▸ **Work to be completed**: Output every entry exactly as given.

Saved data entries

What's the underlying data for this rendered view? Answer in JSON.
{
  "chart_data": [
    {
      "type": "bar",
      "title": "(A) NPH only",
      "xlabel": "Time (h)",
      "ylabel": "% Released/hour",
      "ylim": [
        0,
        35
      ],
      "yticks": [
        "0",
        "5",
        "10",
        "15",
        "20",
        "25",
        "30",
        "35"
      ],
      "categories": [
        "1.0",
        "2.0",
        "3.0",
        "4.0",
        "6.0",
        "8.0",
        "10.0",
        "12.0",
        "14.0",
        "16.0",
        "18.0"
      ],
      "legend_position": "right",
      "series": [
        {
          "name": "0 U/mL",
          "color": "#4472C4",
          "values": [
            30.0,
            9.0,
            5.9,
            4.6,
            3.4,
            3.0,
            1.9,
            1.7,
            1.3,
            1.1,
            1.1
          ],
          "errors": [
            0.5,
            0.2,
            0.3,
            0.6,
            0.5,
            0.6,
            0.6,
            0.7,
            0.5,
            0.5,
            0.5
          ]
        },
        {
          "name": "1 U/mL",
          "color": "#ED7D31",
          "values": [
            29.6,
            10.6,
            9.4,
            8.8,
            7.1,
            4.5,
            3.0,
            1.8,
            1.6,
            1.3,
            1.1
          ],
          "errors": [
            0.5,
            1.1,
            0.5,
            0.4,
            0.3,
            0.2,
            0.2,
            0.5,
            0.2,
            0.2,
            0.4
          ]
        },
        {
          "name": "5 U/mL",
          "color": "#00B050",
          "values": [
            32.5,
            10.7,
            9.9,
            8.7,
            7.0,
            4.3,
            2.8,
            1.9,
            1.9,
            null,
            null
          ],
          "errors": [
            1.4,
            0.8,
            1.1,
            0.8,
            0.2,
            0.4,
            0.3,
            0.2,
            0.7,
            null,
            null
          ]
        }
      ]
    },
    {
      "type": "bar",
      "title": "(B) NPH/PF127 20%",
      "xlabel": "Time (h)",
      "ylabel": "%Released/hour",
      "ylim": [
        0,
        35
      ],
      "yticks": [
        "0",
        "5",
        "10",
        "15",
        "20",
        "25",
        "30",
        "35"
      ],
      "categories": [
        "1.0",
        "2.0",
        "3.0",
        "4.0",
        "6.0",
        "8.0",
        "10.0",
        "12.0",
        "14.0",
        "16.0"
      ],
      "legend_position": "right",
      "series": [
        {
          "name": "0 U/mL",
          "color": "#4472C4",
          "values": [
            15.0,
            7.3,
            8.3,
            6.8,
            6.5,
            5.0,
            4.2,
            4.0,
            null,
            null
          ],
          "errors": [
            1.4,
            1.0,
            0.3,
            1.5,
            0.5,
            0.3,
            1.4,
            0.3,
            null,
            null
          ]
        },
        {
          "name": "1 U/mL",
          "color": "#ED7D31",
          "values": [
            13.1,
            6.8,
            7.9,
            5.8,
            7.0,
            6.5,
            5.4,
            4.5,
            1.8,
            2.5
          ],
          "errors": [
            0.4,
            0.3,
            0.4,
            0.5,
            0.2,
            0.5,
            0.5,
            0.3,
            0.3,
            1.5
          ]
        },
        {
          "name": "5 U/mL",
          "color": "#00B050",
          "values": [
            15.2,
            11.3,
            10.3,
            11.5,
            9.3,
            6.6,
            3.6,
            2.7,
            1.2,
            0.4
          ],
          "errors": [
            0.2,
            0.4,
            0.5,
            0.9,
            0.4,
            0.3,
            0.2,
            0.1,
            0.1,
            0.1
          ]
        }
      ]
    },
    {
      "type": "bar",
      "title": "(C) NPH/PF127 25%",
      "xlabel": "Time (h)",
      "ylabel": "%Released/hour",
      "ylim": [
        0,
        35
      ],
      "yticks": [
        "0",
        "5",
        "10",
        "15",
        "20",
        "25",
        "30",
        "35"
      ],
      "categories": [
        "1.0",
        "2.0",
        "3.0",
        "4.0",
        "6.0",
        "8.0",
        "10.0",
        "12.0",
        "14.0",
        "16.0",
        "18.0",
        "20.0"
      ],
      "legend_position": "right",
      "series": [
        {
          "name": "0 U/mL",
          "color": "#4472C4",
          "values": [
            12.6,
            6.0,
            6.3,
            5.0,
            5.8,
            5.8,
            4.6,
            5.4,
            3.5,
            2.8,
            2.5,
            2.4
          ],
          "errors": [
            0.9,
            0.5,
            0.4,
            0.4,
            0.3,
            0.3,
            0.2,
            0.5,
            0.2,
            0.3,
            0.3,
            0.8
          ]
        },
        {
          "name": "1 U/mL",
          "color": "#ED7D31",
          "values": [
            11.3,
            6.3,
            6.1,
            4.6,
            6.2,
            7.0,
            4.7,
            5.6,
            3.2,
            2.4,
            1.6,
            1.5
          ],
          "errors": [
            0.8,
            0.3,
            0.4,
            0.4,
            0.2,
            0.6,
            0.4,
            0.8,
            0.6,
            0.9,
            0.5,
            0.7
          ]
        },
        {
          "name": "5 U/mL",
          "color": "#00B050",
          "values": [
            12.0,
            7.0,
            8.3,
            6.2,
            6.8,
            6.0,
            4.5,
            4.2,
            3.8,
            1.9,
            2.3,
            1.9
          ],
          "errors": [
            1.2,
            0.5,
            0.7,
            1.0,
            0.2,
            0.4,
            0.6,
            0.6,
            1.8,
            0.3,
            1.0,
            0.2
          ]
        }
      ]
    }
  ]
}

▸ **Solution**:
What's the underlying data for this rendered view? Answer in JSON.
{
  "chart_data": [
    {
      "type": "bar",
      "title": "(A) NPH only",
      "xlabel": "Time (h)",
      "ylabel": "% Released/hour",
      "ylim": [
        0,
        35
      ],
      "yticks": [
        "0",
        "5",
        "10",
        "15",
        "20",
        "25",
        "30",
        "35"
      ],
      "categories": [
        "1.0",
        "2.0",
        "3.0",
        "4.0",
        "6.0",
        "8.0",
        "10.0",
        "12.0",
        "14.0",
        "16.0",
        "18.0"
      ],
      "legend_position": "right",
      "series": [
        {
          "name": "0 U/mL",
          "color": "#4472C4",
          "values": [
            30.0,
            9.0,
            5.9,
            4.6,
            3.4,
            3.0,
            1.9,
            1.7,
            1.3,
            1.1,
            1.1
          ],
          "errors": [
            0.5,
            0.2,
            0.3,
            0.6,
            0.5,
            0.6,
            0.6,
            0.7,
            0.5,
            0.5,
            0.5
          ]
        },
        {
          "name": "1 U/mL",
          "color": "#ED7D31",
          "values": [
            29.6,
            10.6,
            9.4,
            8.8,
            7.1,
            4.5,
            3.0,
            1.8,
            1.6,
            1.3,
            1.1
          ],
          "errors": [
            0.5,
            1.1,
            0.5,
            0.4,
            0.3,
            0.2,
            0.2,
            0.5,
            0.2,
            0.2,
            0.4
          ]
        },
        {
          "name": "5 U/mL",
          "color": "#00B050",
          "values": [
            32.5,
            10.7,
            9.9,
            8.7,
            7.0,
            4.3,
            2.8,
            1.9,
            1.9,
            null,
            null
          ],
          "errors": [
            1.4,
            0.8,
            1.1,
            0.8,
            0.2,
            0.4,
            0.3,
            0.2,
            0.7,
            null,
            null
          ]
        }
      ]
    },
    {
      "type": "bar",
      "title": "(B) NPH/PF127 20%",
      "xlabel": "Time (h)",
      "ylabel": "%Released/hour",
      "ylim": [
        0,
        35
      ],
      "yticks": [
        "0",
        "5",
        "10",
        "15",
        "20",
        "25",
        "30",
        "35"
      ],
      "categories": [
        "1.0",
        "2.0",
        "3.0",
        "4.0",
        "6.0",
        "8.0",
        "10.0",
        "12.0",
        "14.0",
        "16.0"
      ],
      "legend_position": "right",
      "series": [
        {
          "name": "0 U/mL",
          "color": "#4472C4",
          "values": [
            15.0,
            7.3,
            8.3,
            6.8,
            6.5,
            5.0,
            4.2,
            4.0,
            null,
            null
          ],
          "errors": [
            1.4,
            1.0,
            0.3,
            1.5,
            0.5,
            0.3,
            1.4,
            0.3,
            null,
            null
          ]
        },
        {
          "name": "1 U/mL",
          "color": "#ED7D31",
          "values": [
            13.1,
            6.8,
            7.9,
            5.8,
            7.0,
            6.5,
            5.4,
            4.5,
            1.8,
            2.5
          ],
          "errors": [
            0.4,
            0.3,
            0.4,
            0.5,
            0.2,
            0.5,
            0.5,
            0.3,
            0.3,
            1.5
          ]
        },
        {
          "name": "5 U/mL",
          "color": "#00B050",
          "values": [
            15.2,
            11.3,
            10.3,
            11.5,
            9.3,
            6.6,
            3.6,
            2.7,
            1.2,
            0.4
          ],
          "errors": [
            0.2,
            0.4,
            0.5,
            0.9,
            0.4,
            0.3,
            0.2,
            0.1,
            0.1,
            0.1
          ]
        }
      ]
    },
    {
      "type": "bar",
      "title": "(C) NPH/PF127 25%",
      "xlabel": "Time (h)",
      "ylabel": "%Released/hour",
      "ylim": [
        0,
        35
      ],
      "yticks": [
        "0",
        "5",
        "10",
        "15",
        "20",
        "25",
        "30",
        "35"
      ],
      "categories": [
        "1.0",
        "2.0",
        "3.0",
        "4.0",
        "6.0",
        "8.0",
        "10.0",
        "12.0",
        "14.0",
        "16.0",
        "18.0",
        "20.0"
      ],
      "legend_position": "right",
      "series": [
        {
          "name": "0 U/mL",
          "color": "#4472C4",
          "values": [
            12.6,
            6.0,
            6.3,
            5.0,
            5.8,
            5.8,
            4.6,
            5.4,
            3.5,
            2.8,
            2.5,
            2.4
          ],
          "errors": [
            0.9,
            0.5,
            0.4,
            0.4,
            0.3,
            0.3,
            0.2,
            0.5,
            0.2,
            0.3,
            0.3,
            0.8
          ]
        },
        {
          "name": "1 U/mL",
          "color": "#ED7D31",
          "values": [
            11.3,
            6.3,
            6.1,
            4.6,
            6.2,
            7.0,
            4.7,
            5.6,
            3.2,
            2.4,
            1.6,
            1.5
          ],
          "errors": [
            0.8,
            0.3,
            0.4,
            0.4,
            0.2,
            0.6,
            0.4,
            0.8,
            0.6,
            0.9,
            0.5,
            0.7
          ]
        },
        {
          "name": "5 U/mL",
          "color": "#00B050",
          "values": [
            12.0,
            7.0,
            8.3,
            6.2,
            6.8,
            6.0,
            4.5,
            4.2,
            3.8,
            1.9,
            2.3,
            1.9
          ],
          "errors": [
            1.2,
            0.5,
            0.7,
            1.0,
            0.2,
            0.4,
            0.6,
            0.6,
            1.8,
            0.3,
            1.0,
            0.2
          ]
        }
      ]
    }
  ]
}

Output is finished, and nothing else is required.